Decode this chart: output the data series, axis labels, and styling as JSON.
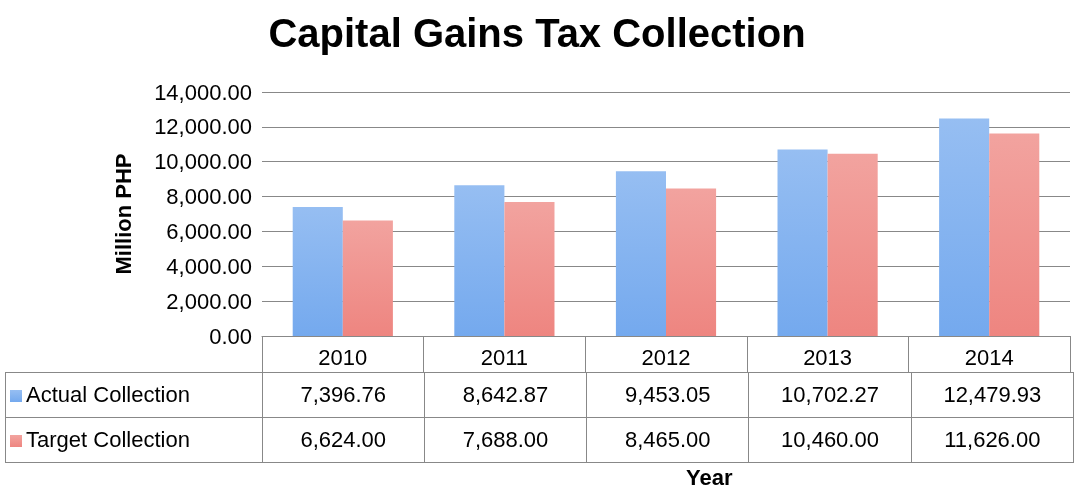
{
  "chart_data": {
    "type": "bar",
    "title": "Capital Gains Tax Collection",
    "xlabel": "Year",
    "ylabel": "Million PHP",
    "categories": [
      "2010",
      "2011",
      "2012",
      "2013",
      "2014"
    ],
    "series": [
      {
        "name": "Actual Collection",
        "color": "#74a9ee",
        "values": [
          7396.76,
          8642.87,
          9453.05,
          10702.27,
          12479.93
        ],
        "value_labels": [
          "7,396.76",
          "8,642.87",
          "9,453.05",
          "10,702.27",
          "12,479.93"
        ]
      },
      {
        "name": "Target Collection",
        "color": "#ee8580",
        "values": [
          6624.0,
          7688.0,
          8465.0,
          10460.0,
          11626.0
        ],
        "value_labels": [
          "6,624.00",
          "7,688.00",
          "8,465.00",
          "10,460.00",
          "11,626.00"
        ]
      }
    ],
    "ylim": [
      0,
      14000
    ],
    "yticks": [
      {
        "value": 0,
        "label": "0.00"
      },
      {
        "value": 2000,
        "label": "2,000.00"
      },
      {
        "value": 4000,
        "label": "4,000.00"
      },
      {
        "value": 6000,
        "label": "6,000.00"
      },
      {
        "value": 8000,
        "label": "8,000.00"
      },
      {
        "value": 10000,
        "label": "10,000.00"
      },
      {
        "value": 12000,
        "label": "12,000.00"
      },
      {
        "value": 14000,
        "label": "14,000.00"
      }
    ],
    "grid": "y",
    "legend": "bottom left"
  }
}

**Problem to solve:** Retype the data above exactly; pictures are not part of the copy.

**Task response:**
Decode this chart: output the data series, axis labels, and styling as JSON.
{
  "chart_data": {
    "type": "bar",
    "title": "Capital Gains Tax Collection",
    "xlabel": "Year",
    "ylabel": "Million PHP",
    "categories": [
      "2010",
      "2011",
      "2012",
      "2013",
      "2014"
    ],
    "series": [
      {
        "name": "Actual Collection",
        "color": "#74a9ee",
        "values": [
          7396.76,
          8642.87,
          9453.05,
          10702.27,
          12479.93
        ],
        "value_labels": [
          "7,396.76",
          "8,642.87",
          "9,453.05",
          "10,702.27",
          "12,479.93"
        ]
      },
      {
        "name": "Target Collection",
        "color": "#ee8580",
        "values": [
          6624.0,
          7688.0,
          8465.0,
          10460.0,
          11626.0
        ],
        "value_labels": [
          "6,624.00",
          "7,688.00",
          "8,465.00",
          "10,460.00",
          "11,626.00"
        ]
      }
    ],
    "ylim": [
      0,
      14000
    ],
    "yticks": [
      {
        "value": 0,
        "label": "0.00"
      },
      {
        "value": 2000,
        "label": "2,000.00"
      },
      {
        "value": 4000,
        "label": "4,000.00"
      },
      {
        "value": 6000,
        "label": "6,000.00"
      },
      {
        "value": 8000,
        "label": "8,000.00"
      },
      {
        "value": 10000,
        "label": "10,000.00"
      },
      {
        "value": 12000,
        "label": "12,000.00"
      },
      {
        "value": 14000,
        "label": "14,000.00"
      }
    ],
    "grid": "y",
    "legend": "bottom left"
  }
}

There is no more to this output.